§ Exercise inputs
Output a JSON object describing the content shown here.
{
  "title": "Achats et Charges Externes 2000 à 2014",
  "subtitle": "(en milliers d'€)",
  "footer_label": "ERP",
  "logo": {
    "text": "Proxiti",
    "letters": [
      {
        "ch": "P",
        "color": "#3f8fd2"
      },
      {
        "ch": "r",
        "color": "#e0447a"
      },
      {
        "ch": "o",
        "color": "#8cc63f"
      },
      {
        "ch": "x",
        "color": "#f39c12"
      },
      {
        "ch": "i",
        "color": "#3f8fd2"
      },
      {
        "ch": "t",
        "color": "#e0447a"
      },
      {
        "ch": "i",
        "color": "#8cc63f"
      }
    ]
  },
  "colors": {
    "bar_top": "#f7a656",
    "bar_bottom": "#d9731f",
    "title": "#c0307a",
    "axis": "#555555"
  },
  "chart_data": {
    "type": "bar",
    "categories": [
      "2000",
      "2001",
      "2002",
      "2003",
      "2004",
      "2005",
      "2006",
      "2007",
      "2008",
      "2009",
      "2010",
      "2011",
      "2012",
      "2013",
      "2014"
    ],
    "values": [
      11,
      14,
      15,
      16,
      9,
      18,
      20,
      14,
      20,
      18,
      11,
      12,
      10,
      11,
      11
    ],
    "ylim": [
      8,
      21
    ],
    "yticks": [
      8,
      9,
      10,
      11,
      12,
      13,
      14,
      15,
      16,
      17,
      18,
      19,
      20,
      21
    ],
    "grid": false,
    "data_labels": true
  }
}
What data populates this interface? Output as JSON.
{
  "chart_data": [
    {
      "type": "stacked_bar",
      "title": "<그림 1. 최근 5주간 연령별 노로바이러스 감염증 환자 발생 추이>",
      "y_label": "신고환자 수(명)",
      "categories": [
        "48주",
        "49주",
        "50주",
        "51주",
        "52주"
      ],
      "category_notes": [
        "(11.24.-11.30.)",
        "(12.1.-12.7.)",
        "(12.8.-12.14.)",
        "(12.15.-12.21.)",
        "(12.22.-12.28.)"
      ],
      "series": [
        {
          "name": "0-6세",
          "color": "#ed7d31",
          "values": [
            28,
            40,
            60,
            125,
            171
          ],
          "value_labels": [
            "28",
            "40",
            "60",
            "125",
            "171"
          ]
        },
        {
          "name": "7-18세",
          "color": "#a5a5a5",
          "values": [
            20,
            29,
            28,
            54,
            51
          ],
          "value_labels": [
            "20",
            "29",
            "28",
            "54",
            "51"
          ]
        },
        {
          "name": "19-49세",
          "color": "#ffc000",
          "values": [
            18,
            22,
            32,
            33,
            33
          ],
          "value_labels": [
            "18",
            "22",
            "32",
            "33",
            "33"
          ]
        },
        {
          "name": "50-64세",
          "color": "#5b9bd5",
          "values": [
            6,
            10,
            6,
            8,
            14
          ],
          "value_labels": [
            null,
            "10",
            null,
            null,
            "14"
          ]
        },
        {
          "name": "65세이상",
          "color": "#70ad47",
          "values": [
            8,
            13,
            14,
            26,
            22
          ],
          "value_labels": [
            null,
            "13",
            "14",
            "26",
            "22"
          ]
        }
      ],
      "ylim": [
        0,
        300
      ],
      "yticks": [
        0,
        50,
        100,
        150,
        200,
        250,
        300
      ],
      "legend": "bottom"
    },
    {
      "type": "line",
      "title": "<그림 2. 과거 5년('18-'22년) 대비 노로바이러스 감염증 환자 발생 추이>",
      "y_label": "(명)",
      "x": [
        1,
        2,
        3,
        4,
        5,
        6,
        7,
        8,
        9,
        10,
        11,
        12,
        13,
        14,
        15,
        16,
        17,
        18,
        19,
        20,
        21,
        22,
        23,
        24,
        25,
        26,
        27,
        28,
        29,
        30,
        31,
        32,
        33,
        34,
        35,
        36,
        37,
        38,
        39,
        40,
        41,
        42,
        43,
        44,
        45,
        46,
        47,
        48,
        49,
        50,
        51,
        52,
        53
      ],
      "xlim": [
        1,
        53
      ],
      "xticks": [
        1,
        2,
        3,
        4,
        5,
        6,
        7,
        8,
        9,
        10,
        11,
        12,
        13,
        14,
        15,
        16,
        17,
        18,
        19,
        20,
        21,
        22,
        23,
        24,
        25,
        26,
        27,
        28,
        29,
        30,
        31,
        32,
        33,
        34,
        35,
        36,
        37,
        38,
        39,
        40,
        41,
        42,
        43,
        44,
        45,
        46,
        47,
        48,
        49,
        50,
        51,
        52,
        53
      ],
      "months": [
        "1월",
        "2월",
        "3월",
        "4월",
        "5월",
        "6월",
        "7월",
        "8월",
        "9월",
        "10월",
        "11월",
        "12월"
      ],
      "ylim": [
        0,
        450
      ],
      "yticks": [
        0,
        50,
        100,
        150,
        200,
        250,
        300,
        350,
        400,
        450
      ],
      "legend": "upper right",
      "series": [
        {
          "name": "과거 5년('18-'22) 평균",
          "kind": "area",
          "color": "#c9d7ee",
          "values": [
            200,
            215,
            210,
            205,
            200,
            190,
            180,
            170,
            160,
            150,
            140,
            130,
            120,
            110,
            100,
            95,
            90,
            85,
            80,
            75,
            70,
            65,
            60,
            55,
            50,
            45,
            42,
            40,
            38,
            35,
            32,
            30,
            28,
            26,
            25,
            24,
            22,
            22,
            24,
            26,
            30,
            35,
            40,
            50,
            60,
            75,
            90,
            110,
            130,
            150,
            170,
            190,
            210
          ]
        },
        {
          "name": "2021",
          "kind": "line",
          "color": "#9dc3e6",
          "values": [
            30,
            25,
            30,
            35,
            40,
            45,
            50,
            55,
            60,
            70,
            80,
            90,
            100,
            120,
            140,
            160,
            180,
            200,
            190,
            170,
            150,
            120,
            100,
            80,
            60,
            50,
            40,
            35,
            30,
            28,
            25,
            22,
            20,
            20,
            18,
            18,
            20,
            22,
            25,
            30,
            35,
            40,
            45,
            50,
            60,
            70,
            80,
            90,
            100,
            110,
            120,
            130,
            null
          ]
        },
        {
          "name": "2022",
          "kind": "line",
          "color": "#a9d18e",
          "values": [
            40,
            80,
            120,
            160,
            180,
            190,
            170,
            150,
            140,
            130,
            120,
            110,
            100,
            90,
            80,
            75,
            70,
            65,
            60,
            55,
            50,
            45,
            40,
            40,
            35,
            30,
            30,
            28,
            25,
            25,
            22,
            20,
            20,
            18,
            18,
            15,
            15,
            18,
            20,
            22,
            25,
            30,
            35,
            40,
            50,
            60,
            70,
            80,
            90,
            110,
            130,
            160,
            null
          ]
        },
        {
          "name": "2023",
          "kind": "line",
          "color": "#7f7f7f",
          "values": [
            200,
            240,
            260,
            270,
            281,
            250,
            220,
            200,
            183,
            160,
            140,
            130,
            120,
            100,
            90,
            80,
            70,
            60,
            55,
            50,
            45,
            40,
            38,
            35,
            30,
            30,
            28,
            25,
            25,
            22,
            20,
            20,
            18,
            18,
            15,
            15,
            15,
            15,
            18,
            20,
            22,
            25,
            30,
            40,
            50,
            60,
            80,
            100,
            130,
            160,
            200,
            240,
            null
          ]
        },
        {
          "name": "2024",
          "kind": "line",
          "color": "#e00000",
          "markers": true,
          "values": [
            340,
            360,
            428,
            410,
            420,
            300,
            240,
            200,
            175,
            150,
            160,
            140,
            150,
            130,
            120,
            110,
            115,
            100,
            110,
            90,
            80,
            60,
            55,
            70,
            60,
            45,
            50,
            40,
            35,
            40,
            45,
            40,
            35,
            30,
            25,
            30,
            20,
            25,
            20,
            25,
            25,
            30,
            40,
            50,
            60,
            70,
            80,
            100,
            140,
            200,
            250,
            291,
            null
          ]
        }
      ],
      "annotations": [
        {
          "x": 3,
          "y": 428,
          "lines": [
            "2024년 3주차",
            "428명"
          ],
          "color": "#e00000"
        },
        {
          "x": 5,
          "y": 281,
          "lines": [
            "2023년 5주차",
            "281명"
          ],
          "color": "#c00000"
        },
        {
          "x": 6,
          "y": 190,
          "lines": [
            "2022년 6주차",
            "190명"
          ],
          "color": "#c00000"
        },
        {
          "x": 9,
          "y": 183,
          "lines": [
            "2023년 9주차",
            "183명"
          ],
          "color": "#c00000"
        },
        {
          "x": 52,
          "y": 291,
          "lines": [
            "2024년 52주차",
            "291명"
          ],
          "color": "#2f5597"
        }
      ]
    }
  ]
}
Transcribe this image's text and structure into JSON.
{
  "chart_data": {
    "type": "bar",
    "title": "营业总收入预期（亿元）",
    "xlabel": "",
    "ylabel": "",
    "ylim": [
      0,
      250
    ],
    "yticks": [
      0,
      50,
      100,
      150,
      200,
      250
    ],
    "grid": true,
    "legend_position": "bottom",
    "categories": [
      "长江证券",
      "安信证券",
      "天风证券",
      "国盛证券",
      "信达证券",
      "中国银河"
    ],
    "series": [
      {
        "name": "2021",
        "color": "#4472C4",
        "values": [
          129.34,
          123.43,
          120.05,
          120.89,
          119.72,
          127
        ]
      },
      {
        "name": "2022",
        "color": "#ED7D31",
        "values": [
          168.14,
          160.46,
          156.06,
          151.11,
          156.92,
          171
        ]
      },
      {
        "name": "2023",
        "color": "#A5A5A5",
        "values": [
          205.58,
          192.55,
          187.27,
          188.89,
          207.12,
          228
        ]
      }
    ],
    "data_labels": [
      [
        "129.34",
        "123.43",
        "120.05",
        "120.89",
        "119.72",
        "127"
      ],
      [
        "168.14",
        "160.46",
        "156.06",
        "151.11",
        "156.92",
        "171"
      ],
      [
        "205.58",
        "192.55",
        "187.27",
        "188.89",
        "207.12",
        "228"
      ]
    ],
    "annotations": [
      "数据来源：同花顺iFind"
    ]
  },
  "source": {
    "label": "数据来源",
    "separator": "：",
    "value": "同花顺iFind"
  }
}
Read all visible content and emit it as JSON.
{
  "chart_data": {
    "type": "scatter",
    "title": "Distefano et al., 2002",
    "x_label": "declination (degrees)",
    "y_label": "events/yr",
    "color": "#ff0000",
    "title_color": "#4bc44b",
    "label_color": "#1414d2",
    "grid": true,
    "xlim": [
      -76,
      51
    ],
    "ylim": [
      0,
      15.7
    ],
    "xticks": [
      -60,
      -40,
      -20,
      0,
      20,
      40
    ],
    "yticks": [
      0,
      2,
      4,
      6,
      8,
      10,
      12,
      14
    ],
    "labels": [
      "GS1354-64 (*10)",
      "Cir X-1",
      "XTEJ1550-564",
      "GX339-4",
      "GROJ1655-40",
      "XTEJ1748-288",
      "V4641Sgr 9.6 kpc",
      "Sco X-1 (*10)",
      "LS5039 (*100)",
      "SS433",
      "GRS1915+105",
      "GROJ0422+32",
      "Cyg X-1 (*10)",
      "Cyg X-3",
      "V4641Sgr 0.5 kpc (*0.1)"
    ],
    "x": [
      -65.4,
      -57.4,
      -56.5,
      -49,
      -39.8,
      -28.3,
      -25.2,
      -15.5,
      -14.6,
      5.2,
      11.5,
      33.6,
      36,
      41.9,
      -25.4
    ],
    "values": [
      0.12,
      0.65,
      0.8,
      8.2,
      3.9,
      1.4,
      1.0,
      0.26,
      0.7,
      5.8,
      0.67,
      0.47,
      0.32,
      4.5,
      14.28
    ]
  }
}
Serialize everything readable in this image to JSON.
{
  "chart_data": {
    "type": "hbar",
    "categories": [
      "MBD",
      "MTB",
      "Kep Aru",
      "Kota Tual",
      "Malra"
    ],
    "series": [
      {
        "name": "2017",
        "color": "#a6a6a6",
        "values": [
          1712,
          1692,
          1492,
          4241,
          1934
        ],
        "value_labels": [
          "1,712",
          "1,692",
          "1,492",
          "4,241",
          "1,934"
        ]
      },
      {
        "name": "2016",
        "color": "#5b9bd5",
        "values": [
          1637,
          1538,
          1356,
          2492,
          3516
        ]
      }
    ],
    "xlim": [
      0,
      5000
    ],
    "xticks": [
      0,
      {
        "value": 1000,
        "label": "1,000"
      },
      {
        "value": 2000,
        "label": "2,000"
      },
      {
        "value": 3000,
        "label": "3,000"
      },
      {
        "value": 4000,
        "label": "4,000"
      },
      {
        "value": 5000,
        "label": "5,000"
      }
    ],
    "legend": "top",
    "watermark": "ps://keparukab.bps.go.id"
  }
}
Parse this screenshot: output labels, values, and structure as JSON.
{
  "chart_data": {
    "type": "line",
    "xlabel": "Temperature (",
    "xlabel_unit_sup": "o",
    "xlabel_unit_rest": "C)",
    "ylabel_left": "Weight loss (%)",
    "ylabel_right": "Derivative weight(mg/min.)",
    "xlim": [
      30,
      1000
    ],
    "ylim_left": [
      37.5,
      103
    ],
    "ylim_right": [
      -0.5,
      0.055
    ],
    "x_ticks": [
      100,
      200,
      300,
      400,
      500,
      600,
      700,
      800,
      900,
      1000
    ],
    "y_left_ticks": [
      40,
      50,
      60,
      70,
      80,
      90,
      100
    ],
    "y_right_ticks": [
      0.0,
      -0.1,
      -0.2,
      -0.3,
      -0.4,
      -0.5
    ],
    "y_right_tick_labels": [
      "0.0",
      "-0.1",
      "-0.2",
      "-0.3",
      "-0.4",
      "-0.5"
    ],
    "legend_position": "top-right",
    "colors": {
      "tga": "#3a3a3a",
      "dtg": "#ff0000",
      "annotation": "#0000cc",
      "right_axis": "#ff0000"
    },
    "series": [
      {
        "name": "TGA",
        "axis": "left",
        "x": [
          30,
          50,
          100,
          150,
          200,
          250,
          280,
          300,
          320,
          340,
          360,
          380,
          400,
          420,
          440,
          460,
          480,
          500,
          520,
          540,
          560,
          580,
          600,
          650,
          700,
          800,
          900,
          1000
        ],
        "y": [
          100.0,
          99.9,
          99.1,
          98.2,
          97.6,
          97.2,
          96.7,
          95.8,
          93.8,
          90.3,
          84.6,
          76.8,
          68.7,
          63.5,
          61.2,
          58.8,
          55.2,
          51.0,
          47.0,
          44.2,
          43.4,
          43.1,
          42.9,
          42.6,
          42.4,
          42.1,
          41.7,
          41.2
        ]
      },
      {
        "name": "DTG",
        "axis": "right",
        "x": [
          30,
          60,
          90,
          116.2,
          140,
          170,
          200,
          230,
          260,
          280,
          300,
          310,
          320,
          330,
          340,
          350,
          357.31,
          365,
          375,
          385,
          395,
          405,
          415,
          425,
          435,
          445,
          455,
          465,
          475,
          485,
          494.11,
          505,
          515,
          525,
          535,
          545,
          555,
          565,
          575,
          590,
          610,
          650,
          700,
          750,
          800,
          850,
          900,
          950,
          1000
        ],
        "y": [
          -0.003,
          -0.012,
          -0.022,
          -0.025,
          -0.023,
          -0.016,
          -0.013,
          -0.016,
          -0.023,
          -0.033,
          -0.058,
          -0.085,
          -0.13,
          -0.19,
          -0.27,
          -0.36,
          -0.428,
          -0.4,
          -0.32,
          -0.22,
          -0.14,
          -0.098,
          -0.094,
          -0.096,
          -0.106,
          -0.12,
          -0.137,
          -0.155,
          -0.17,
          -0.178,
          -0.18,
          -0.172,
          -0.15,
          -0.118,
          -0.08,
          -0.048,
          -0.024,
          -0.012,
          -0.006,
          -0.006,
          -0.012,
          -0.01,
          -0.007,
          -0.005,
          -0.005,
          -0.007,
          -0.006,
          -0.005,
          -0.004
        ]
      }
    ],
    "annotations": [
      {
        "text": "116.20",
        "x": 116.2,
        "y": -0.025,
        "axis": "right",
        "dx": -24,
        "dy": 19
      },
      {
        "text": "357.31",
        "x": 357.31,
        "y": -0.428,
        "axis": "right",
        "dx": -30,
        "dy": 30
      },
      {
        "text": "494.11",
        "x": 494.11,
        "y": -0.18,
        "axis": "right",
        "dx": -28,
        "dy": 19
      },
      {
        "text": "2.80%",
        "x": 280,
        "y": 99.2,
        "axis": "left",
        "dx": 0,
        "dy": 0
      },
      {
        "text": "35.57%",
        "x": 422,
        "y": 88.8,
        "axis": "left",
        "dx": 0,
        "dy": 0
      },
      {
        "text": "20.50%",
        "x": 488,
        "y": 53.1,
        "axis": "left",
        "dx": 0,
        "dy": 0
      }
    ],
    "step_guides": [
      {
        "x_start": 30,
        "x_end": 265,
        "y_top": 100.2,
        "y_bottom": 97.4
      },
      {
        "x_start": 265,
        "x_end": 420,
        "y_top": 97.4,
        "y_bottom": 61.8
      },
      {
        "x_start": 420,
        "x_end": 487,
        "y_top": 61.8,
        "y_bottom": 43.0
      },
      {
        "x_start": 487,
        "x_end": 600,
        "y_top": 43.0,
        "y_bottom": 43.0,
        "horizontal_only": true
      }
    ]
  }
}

§ Directions
Check every line of the data above for the string "image", and copy those that have it.

§ Worked solution
Transcribe this image's text and structure into JSON.
Serialize everything readable in this image to JSON.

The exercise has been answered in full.